_Task description_: Write out the entire listing below exactly, with the pictures left out.

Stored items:
** START **

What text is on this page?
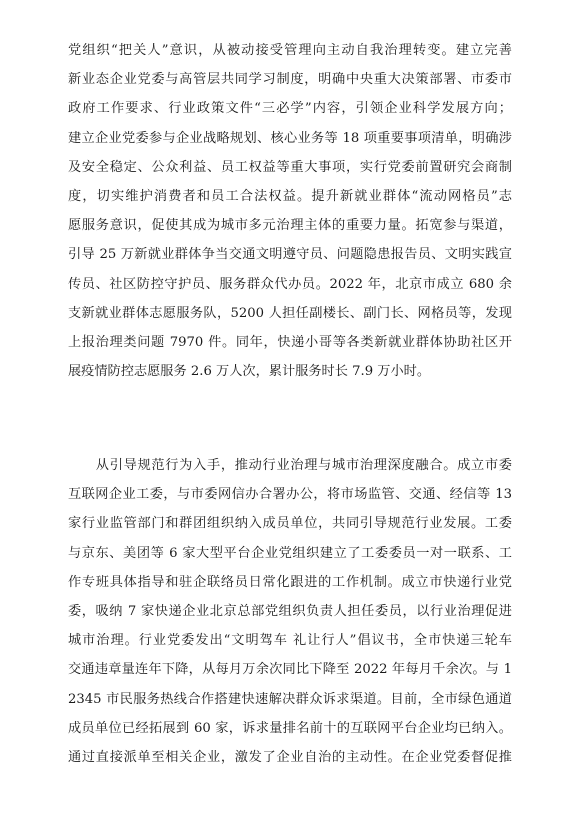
党组织“把关人”意识，从被动接受管理向主动自我治理转变。建立完善
新业态企业党委与高管层共同学习制度，明确中央重大决策部署、市委市
政府工作要求、行业政策文件“三必学”内容，引领企业科学发展方向；
建立企业党委参与企业战略规划、核心业务等 18 项重要事项清单，明确涉
及安全稳定、公众利益、员工权益等重大事项，实行党委前置研究会商制
度，切实维护消费者和员工合法权益。提升新就业群体“流动网格员”志
愿服务意识，促使其成为城市多元治理主体的重要力量。拓宽参与渠道，
引导 25 万新就业群体争当交通文明遵守员、问题隐患报告员、文明实践宣
传员、社区防控守护员、服务群众代办员。2022 年，北京市成立 680 余
支新就业群体志愿服务队，5200 人担任副楼长、副门长、网格员等，发现
上报治理类问题 7970 件。同年，快递小哥等各类新就业群体协助社区开
展疫情防控志愿服务 2.6 万人次，累计服务时长 7.9 万小时。
　　从引导规范行为入手，推动行业治理与城市治理深度融合。成立市委
互联网企业工委，与市委网信办合署办公，将市场监管、交通、经信等 13
家行业监管部门和群团组织纳入成员单位，共同引导规范行业发展。工委
与京东、美团等 6 家大型平台企业党组织建立了工委委员一对一联系、工
作专班具体指导和驻企联络员日常化跟进的工作机制。成立市快递行业党
委，吸纳 7 家快递企业北京总部党组织负责人担任委员，以行业治理促进
城市治理。行业党委发出“文明驾车 礼让行人”倡议书，全市快递三轮车
交通违章量连年下降，从每月万余次同比下降至 2022 年每月千余次。与 1
2345 市民服务热线合作搭建快速解决群众诉求渠道。目前，全市绿色通道
成员单位已经拓展到 60 家，诉求量排名前十的互联网平台企业均已纳入。
通过直接派单至相关企业，激发了企业自治的主动性。在企业党委督促推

** END **

_Result of the task_:
What text is on this page?
党组织“把关人”意识，从被动接受管理向主动自我治理转变。建立完善
新业态企业党委与高管层共同学习制度，明确中央重大决策部署、市委市
政府工作要求、行业政策文件“三必学”内容，引领企业科学发展方向；
建立企业党委参与企业战略规划、核心业务等 18 项重要事项清单，明确涉
及安全稳定、公众利益、员工权益等重大事项，实行党委前置研究会商制
度，切实维护消费者和员工合法权益。提升新就业群体“流动网格员”志
愿服务意识，促使其成为城市多元治理主体的重要力量。拓宽参与渠道，
引导 25 万新就业群体争当交通文明遵守员、问题隐患报告员、文明实践宣
传员、社区防控守护员、服务群众代办员。2022 年，北京市成立 680 余
支新就业群体志愿服务队，5200 人担任副楼长、副门长、网格员等，发现
上报治理类问题 7970 件。同年，快递小哥等各类新就业群体协助社区开
展疫情防控志愿服务 2.6 万人次，累计服务时长 7.9 万小时。
　　从引导规范行为入手，推动行业治理与城市治理深度融合。成立市委
互联网企业工委，与市委网信办合署办公，将市场监管、交通、经信等 13
家行业监管部门和群团组织纳入成员单位，共同引导规范行业发展。工委
与京东、美团等 6 家大型平台企业党组织建立了工委委员一对一联系、工
作专班具体指导和驻企联络员日常化跟进的工作机制。成立市快递行业党
委，吸纳 7 家快递企业北京总部党组织负责人担任委员，以行业治理促进
城市治理。行业党委发出“文明驾车 礼让行人”倡议书，全市快递三轮车
交通违章量连年下降，从每月万余次同比下降至 2022 年每月千余次。与 1
2345 市民服务热线合作搭建快速解决群众诉求渠道。目前，全市绿色通道
成员单位已经拓展到 60 家，诉求量排名前十的互联网平台企业均已纳入。
通过直接派单至相关企业，激发了企业自治的主动性。在企业党委督促推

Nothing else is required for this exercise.